▶ **Problem**: Please restate the data word for word.

Extracted records:
Start of Block
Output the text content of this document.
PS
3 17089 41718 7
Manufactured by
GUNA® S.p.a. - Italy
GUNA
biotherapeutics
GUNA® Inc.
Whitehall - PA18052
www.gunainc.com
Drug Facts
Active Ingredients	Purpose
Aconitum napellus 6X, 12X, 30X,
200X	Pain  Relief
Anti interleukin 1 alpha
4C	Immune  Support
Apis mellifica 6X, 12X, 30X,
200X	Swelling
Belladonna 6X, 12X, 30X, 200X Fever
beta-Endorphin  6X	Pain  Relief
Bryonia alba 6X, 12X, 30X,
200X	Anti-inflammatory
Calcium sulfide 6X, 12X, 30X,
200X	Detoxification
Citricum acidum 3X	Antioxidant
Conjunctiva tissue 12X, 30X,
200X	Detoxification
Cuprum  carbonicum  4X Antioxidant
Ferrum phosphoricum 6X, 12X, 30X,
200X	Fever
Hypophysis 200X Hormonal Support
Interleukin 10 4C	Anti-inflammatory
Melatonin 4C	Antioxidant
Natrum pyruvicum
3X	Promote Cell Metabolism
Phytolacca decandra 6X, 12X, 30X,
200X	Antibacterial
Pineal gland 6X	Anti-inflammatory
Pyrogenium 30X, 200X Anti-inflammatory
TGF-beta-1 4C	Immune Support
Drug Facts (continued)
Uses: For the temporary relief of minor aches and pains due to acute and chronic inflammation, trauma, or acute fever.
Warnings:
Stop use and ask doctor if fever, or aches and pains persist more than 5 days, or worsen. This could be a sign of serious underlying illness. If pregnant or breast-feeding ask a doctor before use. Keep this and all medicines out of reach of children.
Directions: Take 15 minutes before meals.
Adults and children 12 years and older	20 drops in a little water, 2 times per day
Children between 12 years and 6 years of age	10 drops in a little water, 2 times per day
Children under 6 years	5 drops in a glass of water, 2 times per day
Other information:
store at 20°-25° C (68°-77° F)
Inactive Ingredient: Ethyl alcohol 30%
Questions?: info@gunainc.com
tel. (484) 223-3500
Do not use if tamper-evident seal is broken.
End of Block
▶ **Exercise result**:
Output the text content of this document.
PS
3 17089 41718 7
Manufactured by
GUNA® S.p.a. - Italy
GUNA
biotherapeutics
GUNA® Inc.
Whitehall - PA18052
www.gunainc.com
Drug Facts
Active Ingredients	Purpose
Aconitum napellus 6X, 12X, 30X,
200X	Pain  Relief
Anti interleukin 1 alpha
4C	Immune  Support
Apis mellifica 6X, 12X, 30X,
200X	Swelling
Belladonna 6X, 12X, 30X, 200X Fever
beta-Endorphin  6X	Pain  Relief
Bryonia alba 6X, 12X, 30X,
200X	Anti-inflammatory
Calcium sulfide 6X, 12X, 30X,
200X	Detoxification
Citricum acidum 3X	Antioxidant
Conjunctiva tissue 12X, 30X,
200X	Detoxification
Cuprum  carbonicum  4X Antioxidant
Ferrum phosphoricum 6X, 12X, 30X,
200X	Fever
Hypophysis 200X Hormonal Support
Interleukin 10 4C	Anti-inflammatory
Melatonin 4C	Antioxidant
Natrum pyruvicum
3X	Promote Cell Metabolism
Phytolacca decandra 6X, 12X, 30X,
200X	Antibacterial
Pineal gland 6X	Anti-inflammatory
Pyrogenium 30X, 200X Anti-inflammatory
TGF-beta-1 4C	Immune Support
Drug Facts (continued)
Uses: For the temporary relief of minor aches and pains due to acute and chronic inflammation, trauma, or acute fever.
Warnings:
Stop use and ask doctor if fever, or aches and pains persist more than 5 days, or worsen. This could be a sign of serious underlying illness. If pregnant or breast-feeding ask a doctor before use. Keep this and all medicines out of reach of children.
Directions: Take 15 minutes before meals.
Adults and children 12 years and older	20 drops in a little water, 2 times per day
Children between 12 years and 6 years of age	10 drops in a little water, 2 times per day
Children under 6 years	5 drops in a glass of water, 2 times per day
Other information:
store at 20°-25° C (68°-77° F)
Inactive Ingredient: Ethyl alcohol 30%
Questions?: info@gunainc.com
tel. (484) 223-3500
Do not use if tamper-evident seal is broken.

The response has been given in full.